- **Extracted data entries**:

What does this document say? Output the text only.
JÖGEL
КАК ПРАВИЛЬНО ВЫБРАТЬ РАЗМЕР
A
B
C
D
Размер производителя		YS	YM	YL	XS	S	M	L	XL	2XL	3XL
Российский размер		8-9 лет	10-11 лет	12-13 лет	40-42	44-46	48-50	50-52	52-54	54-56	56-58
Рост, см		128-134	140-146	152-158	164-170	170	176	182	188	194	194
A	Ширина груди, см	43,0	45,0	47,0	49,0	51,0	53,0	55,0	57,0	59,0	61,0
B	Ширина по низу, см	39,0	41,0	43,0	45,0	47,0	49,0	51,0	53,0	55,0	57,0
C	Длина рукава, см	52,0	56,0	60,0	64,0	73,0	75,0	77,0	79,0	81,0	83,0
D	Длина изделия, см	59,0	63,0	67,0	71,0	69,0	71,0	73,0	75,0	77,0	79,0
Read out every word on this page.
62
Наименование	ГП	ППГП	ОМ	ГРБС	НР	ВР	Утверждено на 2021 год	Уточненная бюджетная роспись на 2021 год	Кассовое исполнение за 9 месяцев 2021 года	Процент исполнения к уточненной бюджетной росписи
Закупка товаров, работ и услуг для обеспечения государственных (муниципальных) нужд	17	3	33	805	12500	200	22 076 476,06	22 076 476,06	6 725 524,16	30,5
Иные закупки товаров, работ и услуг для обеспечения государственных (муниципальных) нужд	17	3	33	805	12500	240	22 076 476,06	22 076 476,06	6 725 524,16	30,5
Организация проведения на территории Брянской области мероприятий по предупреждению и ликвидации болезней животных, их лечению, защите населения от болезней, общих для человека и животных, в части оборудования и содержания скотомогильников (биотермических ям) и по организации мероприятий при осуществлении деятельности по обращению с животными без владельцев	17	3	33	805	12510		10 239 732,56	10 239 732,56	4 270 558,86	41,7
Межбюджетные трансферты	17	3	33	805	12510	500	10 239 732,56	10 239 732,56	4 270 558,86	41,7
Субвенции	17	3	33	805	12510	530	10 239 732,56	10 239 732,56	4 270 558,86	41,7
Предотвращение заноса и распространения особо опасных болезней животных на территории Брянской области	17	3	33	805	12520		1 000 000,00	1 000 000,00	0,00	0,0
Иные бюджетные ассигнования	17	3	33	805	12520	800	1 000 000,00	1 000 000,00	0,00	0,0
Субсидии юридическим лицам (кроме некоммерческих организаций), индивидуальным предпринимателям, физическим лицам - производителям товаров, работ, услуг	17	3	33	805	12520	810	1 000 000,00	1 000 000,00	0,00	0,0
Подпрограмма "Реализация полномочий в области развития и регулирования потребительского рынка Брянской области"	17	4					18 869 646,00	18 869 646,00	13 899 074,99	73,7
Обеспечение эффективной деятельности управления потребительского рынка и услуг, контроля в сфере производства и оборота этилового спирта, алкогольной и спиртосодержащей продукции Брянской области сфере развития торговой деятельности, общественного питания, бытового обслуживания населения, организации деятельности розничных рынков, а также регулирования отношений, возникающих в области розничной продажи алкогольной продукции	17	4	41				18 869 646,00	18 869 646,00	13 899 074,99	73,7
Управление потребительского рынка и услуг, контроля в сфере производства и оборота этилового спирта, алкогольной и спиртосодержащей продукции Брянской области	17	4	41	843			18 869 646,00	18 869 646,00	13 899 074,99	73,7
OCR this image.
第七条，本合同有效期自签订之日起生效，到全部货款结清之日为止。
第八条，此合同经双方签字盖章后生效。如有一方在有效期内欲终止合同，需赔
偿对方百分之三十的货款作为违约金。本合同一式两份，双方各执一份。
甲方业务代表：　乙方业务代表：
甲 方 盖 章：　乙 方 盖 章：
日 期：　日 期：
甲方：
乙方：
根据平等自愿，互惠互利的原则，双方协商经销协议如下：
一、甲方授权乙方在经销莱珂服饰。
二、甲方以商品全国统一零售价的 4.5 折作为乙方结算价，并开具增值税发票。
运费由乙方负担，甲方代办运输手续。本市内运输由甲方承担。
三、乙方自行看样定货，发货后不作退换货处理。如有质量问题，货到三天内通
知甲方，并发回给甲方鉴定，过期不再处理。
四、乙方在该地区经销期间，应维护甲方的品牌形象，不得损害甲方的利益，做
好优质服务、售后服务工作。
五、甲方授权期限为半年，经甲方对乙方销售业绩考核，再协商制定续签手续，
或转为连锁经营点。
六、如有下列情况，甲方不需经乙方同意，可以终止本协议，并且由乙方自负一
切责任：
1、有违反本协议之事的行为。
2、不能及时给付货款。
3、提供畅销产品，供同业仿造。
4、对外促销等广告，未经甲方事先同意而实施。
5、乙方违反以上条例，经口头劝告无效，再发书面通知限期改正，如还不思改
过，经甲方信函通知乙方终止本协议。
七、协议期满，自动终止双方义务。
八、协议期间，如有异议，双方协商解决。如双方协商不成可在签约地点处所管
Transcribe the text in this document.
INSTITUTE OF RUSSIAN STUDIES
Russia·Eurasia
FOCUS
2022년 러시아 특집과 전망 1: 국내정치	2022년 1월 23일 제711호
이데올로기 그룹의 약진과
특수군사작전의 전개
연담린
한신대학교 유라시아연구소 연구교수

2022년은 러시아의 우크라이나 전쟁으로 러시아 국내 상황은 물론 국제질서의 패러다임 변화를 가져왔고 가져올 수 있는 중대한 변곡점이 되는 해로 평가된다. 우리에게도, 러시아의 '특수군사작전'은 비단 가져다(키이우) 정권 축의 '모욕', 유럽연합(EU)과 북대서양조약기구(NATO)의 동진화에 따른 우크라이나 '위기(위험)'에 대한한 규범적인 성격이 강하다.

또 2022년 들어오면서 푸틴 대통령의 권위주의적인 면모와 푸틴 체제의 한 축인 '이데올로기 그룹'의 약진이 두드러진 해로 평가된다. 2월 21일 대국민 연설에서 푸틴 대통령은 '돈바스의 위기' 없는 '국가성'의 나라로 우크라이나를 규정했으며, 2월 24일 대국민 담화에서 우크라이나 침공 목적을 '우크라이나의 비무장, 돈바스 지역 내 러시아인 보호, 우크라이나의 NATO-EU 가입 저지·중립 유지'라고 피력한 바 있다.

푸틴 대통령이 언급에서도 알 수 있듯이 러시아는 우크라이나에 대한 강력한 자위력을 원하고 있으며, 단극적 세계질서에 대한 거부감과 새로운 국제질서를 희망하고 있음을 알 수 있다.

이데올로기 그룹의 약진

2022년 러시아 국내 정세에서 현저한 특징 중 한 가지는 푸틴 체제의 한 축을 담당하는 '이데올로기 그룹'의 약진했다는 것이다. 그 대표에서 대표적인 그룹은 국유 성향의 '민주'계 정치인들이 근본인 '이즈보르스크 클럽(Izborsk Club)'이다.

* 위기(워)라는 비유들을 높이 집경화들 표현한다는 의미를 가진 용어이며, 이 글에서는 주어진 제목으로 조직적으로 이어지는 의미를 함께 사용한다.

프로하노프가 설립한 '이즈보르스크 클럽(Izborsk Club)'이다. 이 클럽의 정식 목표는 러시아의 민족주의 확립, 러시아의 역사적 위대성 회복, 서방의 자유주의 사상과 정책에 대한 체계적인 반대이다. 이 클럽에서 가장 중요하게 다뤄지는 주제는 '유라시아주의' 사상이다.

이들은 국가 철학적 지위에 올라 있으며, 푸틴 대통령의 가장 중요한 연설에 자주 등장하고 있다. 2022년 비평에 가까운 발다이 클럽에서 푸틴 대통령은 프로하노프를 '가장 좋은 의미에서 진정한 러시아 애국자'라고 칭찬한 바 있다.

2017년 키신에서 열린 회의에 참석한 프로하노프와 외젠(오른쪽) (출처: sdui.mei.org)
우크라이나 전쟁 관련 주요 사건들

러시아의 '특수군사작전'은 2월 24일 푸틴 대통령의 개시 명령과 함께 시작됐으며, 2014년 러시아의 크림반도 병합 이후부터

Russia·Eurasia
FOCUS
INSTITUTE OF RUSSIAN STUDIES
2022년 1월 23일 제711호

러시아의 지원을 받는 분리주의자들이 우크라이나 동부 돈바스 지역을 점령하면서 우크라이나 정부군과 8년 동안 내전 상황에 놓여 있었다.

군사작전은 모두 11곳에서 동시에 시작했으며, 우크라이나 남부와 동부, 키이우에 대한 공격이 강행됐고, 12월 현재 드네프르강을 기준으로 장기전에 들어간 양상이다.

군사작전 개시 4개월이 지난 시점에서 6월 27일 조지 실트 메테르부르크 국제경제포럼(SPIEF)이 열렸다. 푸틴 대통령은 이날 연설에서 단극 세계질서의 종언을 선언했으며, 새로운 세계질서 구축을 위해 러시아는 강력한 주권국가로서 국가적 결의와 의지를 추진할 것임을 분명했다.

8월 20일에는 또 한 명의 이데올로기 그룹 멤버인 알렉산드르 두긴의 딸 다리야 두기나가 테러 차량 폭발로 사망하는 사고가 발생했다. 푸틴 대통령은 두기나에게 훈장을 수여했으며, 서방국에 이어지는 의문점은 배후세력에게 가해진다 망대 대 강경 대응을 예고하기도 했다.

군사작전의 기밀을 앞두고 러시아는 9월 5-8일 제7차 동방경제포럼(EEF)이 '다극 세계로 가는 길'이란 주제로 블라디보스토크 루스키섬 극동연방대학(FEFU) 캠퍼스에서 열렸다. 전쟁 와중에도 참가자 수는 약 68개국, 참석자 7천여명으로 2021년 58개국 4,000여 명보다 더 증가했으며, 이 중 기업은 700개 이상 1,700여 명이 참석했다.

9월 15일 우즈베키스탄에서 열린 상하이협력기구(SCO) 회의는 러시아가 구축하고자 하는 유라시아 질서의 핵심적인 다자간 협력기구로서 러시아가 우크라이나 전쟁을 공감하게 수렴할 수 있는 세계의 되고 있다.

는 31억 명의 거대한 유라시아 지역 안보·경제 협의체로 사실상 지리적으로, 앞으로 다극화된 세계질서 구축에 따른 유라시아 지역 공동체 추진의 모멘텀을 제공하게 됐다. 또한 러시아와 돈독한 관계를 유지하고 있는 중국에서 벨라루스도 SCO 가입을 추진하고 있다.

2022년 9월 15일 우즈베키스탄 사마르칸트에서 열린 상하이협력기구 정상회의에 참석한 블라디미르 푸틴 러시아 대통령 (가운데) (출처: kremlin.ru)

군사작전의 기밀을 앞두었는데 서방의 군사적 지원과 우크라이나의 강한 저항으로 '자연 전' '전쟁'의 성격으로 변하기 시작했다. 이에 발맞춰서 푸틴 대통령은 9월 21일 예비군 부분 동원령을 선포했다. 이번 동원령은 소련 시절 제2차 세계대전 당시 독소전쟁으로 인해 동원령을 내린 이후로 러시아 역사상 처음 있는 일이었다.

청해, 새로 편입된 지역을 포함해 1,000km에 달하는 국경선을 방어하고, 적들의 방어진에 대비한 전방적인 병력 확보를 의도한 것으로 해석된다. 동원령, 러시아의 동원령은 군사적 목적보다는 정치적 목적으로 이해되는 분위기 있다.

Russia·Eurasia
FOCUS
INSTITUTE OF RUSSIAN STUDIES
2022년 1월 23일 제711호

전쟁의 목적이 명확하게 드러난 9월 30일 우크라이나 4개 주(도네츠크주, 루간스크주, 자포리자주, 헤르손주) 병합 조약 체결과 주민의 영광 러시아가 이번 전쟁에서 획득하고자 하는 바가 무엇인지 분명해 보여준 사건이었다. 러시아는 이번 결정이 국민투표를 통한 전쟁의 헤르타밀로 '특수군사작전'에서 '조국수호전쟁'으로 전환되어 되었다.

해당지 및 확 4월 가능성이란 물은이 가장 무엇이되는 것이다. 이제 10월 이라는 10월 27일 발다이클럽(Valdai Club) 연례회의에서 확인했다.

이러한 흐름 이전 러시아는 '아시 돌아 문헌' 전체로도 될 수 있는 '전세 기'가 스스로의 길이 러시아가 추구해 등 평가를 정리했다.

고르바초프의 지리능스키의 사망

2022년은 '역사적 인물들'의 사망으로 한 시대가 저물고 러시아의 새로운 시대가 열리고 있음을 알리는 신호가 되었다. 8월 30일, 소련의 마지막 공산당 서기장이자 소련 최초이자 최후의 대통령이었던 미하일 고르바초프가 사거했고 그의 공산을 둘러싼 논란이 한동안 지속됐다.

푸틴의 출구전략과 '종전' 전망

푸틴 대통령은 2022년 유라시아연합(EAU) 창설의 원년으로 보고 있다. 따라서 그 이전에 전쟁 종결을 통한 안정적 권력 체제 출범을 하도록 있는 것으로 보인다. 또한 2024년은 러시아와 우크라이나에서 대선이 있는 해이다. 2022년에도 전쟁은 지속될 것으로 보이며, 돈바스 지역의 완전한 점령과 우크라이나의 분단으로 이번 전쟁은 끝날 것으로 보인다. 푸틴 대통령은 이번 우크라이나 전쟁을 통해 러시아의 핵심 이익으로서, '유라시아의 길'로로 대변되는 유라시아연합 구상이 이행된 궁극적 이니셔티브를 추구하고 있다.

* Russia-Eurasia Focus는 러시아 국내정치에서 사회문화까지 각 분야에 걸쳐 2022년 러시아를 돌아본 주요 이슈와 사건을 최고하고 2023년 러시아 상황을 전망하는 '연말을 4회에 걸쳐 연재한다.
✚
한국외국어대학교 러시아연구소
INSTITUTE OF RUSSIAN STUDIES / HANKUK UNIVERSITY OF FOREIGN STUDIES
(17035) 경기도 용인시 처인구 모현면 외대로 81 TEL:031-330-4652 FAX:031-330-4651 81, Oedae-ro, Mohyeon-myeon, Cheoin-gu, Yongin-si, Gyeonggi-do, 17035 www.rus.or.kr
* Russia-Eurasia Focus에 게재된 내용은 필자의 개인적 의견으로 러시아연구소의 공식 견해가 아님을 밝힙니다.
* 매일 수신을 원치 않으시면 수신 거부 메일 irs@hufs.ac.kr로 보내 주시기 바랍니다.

- **CHALLENGE**: Gather and return every line that holds the string "러시아와".

- **SOLUTION**:
는 31억 명의 거대한 유라시아 지역 안보·경제 협의체로 사실상 지리적으로, 앞으로 다극화된 세계질서 구축에 따른 유라시아 지역 공동체 추진의 모멘텀을 제공하게 됐다. 또한 러시아와 돈독한 관계를 유지하고 있는 중국에서 벨라루스도 SCO 가입을 추진하고 있다.
푸틴 대통령은 2022년 유라시아연합(EAU) 창설의 원년으로 보고 있다. 따라서 그 이전에 전쟁 종결을 통한 안정적 권력 체제 출범을 하도록 있는 것으로 보인다. 또한 2024년은 러시아와 우크라이나에서 대선이 있는 해이다. 2022년에도 전쟁은 지속될 것으로 보이며, 돈바스 지역의 완전한 점령과 우크라이나의 분단으로 이번 전쟁은 끝날 것으로 보인다. 푸틴 대통령은 이번 우크라이나 전쟁을 통해 러시아의 핵심 이익으로서, '유라시아의 길'로로 대변되는 유라시아연합 구상이 이행된 궁극적 이니셔티브를 추구하고 있다.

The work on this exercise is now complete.